Instructions to follow.
Every line holding the string "Jesus" should be gathered.

[BEGIN]

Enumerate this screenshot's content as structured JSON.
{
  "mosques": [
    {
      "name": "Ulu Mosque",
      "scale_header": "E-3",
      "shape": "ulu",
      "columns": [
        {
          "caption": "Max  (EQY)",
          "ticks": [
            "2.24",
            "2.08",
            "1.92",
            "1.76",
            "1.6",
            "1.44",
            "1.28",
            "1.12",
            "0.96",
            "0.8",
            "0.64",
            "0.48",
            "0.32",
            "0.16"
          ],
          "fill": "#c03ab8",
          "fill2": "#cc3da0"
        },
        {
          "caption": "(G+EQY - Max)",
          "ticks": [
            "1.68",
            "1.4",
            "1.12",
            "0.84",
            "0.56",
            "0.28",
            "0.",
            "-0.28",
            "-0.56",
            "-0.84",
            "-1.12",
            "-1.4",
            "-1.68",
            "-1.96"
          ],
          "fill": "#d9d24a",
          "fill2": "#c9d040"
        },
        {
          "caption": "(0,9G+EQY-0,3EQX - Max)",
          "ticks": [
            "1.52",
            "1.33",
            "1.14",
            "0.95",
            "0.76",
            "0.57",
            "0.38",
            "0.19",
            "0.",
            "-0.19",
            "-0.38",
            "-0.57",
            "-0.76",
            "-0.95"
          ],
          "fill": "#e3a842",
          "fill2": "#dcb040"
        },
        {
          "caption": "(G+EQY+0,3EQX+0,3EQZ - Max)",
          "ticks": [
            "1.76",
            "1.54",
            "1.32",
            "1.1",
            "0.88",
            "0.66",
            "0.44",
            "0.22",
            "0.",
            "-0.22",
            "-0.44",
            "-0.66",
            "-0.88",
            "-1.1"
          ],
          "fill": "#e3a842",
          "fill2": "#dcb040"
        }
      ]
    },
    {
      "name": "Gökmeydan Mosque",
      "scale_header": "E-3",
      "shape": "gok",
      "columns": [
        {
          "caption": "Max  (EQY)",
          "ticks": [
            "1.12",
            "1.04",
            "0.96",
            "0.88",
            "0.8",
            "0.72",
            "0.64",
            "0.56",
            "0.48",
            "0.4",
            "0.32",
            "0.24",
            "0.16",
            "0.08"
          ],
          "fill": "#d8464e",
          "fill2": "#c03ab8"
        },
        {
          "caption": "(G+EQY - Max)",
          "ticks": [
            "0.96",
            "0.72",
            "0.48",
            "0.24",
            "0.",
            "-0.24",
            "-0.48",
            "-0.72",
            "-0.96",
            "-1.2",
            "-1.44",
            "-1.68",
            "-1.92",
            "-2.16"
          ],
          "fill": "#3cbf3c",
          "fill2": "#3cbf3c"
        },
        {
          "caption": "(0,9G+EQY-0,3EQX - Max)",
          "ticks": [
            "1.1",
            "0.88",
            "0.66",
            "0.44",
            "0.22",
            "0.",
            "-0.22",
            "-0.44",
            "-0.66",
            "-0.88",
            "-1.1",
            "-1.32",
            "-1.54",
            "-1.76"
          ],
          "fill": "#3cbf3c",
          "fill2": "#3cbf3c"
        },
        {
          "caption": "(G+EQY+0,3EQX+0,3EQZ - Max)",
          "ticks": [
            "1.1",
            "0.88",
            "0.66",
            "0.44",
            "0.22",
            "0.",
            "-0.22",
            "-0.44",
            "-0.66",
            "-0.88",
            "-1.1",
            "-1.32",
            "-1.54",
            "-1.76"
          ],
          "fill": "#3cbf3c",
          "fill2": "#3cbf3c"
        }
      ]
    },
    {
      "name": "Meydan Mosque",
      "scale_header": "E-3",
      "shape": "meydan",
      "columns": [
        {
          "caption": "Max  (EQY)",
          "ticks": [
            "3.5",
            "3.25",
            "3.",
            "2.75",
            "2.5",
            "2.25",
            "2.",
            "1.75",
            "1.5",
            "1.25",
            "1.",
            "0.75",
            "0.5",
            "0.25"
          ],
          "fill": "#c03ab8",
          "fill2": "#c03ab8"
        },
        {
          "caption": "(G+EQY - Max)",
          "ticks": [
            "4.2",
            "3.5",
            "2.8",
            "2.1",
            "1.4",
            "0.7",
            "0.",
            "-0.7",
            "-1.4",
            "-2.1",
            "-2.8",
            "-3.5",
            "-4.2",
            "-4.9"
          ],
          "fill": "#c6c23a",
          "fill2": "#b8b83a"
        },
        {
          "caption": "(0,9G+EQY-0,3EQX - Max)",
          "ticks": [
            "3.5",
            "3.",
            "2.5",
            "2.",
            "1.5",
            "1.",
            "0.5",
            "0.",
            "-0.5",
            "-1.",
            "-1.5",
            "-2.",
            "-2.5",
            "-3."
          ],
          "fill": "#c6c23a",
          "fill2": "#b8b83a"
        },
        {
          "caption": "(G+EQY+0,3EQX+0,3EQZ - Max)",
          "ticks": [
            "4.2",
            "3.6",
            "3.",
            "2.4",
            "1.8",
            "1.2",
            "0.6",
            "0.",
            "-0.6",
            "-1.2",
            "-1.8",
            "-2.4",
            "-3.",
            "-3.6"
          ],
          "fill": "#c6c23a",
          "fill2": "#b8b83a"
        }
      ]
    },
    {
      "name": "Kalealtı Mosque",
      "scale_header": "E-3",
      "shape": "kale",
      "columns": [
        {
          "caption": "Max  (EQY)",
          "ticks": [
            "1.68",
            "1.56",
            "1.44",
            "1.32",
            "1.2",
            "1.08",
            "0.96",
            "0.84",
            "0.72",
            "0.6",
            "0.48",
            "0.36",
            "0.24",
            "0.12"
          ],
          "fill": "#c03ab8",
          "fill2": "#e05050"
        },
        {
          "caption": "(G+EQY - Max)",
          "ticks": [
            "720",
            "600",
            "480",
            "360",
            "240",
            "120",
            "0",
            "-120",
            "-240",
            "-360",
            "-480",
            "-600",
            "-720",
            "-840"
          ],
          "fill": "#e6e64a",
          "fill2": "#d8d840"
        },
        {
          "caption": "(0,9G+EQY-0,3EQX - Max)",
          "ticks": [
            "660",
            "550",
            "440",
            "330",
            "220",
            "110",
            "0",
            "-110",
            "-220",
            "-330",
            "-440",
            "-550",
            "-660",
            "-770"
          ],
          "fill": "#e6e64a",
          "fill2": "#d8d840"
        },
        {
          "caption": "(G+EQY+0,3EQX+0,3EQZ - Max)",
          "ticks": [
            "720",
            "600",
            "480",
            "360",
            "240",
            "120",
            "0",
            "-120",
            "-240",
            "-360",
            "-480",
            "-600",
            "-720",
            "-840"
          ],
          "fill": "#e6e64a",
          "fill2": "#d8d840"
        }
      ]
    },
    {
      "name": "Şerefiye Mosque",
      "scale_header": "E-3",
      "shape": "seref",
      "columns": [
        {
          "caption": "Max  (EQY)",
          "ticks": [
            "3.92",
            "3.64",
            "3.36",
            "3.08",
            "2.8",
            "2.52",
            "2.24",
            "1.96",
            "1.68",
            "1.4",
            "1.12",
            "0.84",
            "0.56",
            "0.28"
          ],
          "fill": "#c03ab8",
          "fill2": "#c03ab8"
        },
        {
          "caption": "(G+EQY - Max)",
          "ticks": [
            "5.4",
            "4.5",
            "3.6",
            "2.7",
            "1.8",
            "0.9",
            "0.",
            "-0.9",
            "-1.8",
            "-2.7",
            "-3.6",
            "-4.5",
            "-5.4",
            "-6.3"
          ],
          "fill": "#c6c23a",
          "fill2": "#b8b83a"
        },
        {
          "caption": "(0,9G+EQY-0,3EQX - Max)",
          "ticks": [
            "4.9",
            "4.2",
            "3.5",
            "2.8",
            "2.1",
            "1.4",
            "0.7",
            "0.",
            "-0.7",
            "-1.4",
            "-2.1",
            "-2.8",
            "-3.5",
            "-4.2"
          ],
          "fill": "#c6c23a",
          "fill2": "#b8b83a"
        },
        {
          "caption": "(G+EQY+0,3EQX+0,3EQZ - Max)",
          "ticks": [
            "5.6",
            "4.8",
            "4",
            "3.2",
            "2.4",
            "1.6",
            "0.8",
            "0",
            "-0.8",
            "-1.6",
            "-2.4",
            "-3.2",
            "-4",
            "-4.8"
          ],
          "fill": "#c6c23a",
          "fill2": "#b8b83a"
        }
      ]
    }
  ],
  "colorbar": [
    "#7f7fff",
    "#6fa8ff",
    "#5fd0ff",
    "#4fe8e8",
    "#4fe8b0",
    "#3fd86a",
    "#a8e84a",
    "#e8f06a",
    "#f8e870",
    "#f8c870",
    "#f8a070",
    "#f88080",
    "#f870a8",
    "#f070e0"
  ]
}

[END]
[BEGIN]

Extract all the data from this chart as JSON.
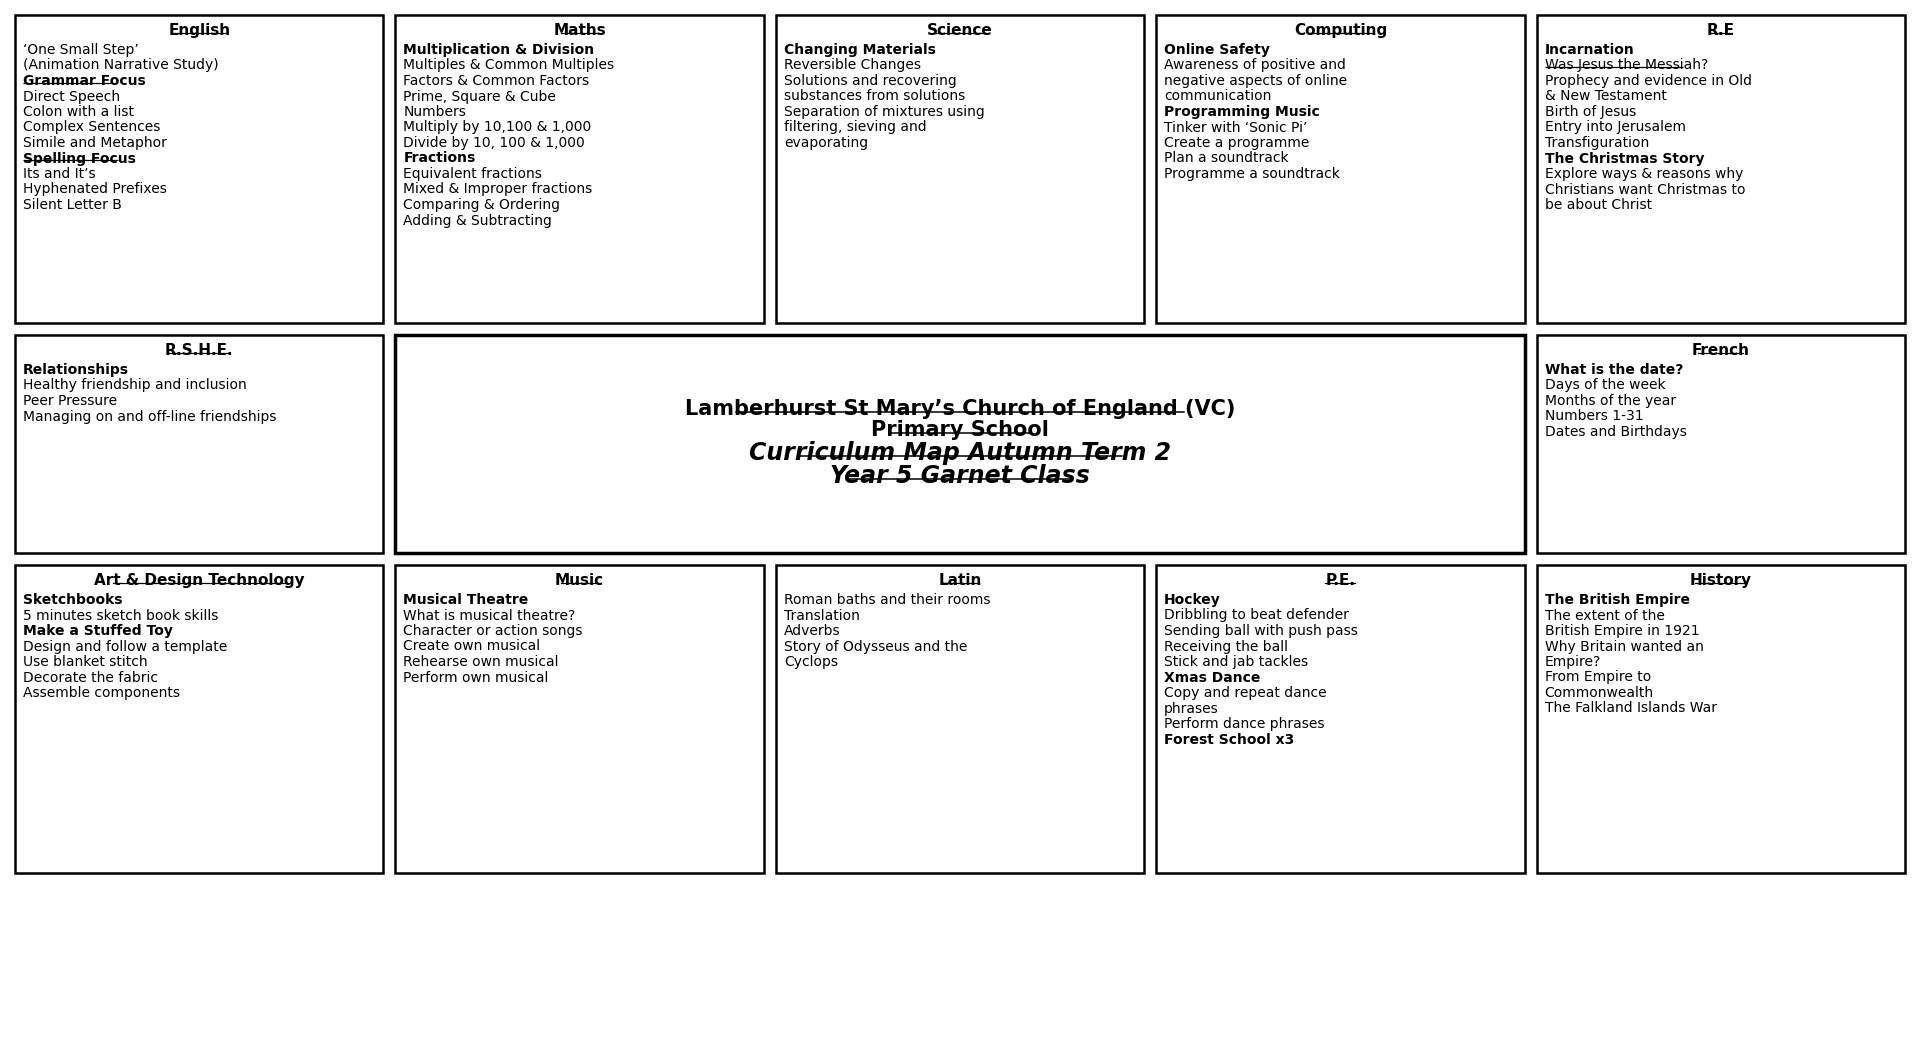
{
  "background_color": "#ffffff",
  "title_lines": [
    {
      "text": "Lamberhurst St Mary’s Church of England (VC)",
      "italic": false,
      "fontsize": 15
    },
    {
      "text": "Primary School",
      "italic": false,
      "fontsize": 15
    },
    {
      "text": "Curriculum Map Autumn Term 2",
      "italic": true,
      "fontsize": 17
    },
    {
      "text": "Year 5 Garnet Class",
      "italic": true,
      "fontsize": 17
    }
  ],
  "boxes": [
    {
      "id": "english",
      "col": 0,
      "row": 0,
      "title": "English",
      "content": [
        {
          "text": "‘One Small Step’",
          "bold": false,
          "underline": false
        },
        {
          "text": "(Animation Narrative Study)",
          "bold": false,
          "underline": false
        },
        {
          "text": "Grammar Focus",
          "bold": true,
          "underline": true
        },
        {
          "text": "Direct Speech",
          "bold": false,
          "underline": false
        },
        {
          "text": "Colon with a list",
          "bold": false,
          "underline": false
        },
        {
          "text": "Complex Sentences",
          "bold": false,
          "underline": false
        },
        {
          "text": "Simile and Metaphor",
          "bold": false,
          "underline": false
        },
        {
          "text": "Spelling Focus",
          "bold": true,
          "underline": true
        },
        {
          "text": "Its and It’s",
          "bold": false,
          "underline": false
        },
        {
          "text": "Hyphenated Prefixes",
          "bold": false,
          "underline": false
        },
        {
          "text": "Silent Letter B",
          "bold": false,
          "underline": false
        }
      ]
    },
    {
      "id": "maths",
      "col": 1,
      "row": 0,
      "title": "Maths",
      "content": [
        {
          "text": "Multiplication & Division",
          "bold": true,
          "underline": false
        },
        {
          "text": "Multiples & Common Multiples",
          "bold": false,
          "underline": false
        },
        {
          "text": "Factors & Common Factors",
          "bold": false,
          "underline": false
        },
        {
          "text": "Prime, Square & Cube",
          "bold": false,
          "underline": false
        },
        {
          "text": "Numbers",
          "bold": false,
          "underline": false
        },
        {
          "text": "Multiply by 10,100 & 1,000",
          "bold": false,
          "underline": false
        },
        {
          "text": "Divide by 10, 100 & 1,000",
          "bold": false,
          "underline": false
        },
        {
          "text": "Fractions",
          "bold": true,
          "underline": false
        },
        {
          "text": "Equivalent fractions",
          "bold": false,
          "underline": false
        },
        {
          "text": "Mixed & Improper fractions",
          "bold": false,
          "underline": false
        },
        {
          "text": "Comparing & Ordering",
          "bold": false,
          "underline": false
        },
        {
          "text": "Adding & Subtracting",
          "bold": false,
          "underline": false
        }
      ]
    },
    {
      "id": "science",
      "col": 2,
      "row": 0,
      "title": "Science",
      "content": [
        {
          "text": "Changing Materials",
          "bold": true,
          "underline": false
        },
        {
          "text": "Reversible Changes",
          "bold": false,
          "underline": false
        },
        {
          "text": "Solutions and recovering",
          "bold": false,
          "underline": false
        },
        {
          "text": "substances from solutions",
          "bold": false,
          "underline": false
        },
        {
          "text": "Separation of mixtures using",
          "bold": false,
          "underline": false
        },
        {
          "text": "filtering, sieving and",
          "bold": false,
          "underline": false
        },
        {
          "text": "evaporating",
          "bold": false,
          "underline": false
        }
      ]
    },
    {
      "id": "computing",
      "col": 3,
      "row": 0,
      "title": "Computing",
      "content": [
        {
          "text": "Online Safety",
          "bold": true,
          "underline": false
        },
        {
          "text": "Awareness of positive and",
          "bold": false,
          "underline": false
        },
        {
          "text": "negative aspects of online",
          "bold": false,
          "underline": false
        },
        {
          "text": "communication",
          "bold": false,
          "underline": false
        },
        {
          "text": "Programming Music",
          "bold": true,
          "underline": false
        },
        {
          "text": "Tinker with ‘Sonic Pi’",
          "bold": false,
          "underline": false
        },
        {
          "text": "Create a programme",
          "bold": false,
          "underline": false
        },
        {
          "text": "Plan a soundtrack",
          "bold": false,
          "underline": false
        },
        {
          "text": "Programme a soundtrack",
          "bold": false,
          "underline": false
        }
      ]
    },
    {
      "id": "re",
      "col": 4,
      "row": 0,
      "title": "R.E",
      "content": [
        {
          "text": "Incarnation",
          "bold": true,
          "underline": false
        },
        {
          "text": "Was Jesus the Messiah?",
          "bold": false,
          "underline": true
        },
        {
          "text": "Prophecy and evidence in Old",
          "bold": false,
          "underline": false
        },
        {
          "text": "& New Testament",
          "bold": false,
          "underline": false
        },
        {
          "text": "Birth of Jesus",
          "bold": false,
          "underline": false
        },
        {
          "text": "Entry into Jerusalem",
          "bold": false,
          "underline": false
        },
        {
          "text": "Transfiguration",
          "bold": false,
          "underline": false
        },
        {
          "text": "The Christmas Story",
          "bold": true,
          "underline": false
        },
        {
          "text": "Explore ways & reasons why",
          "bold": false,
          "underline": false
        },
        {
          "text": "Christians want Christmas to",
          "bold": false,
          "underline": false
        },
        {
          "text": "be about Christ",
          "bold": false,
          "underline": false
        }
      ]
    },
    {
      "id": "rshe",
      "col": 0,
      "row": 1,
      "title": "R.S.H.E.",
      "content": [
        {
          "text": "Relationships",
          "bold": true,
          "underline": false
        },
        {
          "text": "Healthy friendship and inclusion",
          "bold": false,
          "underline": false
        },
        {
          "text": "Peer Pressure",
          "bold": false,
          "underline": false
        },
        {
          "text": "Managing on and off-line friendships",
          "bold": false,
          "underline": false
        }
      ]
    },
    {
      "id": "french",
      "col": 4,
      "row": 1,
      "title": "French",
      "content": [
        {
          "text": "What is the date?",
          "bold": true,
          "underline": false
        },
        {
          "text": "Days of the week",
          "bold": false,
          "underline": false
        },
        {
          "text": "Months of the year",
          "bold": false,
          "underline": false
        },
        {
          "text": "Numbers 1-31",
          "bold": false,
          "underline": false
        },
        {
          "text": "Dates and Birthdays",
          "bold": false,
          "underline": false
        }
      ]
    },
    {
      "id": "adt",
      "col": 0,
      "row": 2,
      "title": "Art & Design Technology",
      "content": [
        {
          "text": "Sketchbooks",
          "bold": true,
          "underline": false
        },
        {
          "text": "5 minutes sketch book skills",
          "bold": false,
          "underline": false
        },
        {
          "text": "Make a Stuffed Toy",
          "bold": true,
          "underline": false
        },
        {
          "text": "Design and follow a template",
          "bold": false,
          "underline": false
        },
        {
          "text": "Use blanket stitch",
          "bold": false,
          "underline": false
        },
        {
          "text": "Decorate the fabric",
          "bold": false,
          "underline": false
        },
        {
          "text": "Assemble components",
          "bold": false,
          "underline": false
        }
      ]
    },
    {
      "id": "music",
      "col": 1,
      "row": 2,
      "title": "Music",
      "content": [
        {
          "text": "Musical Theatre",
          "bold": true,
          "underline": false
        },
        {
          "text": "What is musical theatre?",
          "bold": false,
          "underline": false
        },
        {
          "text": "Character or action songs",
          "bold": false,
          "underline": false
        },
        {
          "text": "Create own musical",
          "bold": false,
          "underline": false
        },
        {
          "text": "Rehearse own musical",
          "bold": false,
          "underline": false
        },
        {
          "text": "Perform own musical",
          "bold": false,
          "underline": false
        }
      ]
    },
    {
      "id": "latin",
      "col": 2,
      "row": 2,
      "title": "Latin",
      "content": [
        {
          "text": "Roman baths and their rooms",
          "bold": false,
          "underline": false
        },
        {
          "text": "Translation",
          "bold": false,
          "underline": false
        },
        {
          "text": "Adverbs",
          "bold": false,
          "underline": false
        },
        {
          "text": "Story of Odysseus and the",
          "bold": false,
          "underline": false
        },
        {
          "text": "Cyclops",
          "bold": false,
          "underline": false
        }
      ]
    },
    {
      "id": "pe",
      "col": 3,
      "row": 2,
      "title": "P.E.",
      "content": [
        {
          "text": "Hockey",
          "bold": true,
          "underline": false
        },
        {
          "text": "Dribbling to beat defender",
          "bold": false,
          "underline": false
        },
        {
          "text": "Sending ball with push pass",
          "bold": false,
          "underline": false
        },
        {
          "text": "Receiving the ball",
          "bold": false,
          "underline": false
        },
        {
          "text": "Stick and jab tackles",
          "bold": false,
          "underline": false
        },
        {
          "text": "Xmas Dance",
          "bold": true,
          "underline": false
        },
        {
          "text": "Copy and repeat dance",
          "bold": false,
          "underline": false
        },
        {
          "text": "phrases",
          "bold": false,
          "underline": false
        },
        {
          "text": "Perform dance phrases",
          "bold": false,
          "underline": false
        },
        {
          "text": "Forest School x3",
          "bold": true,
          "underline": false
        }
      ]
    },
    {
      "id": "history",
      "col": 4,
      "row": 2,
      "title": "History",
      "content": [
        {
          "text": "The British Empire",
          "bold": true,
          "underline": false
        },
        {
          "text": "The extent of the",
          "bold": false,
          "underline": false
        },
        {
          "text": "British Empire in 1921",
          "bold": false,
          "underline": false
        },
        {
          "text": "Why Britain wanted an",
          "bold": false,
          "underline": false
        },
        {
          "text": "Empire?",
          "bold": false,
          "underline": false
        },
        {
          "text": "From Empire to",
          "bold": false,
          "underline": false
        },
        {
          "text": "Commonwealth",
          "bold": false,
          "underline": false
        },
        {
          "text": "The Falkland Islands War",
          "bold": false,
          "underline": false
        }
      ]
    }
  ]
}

[END]

The result.
          "text": "Was Jesus the Messiah?",
          "text": "Birth of Jesus",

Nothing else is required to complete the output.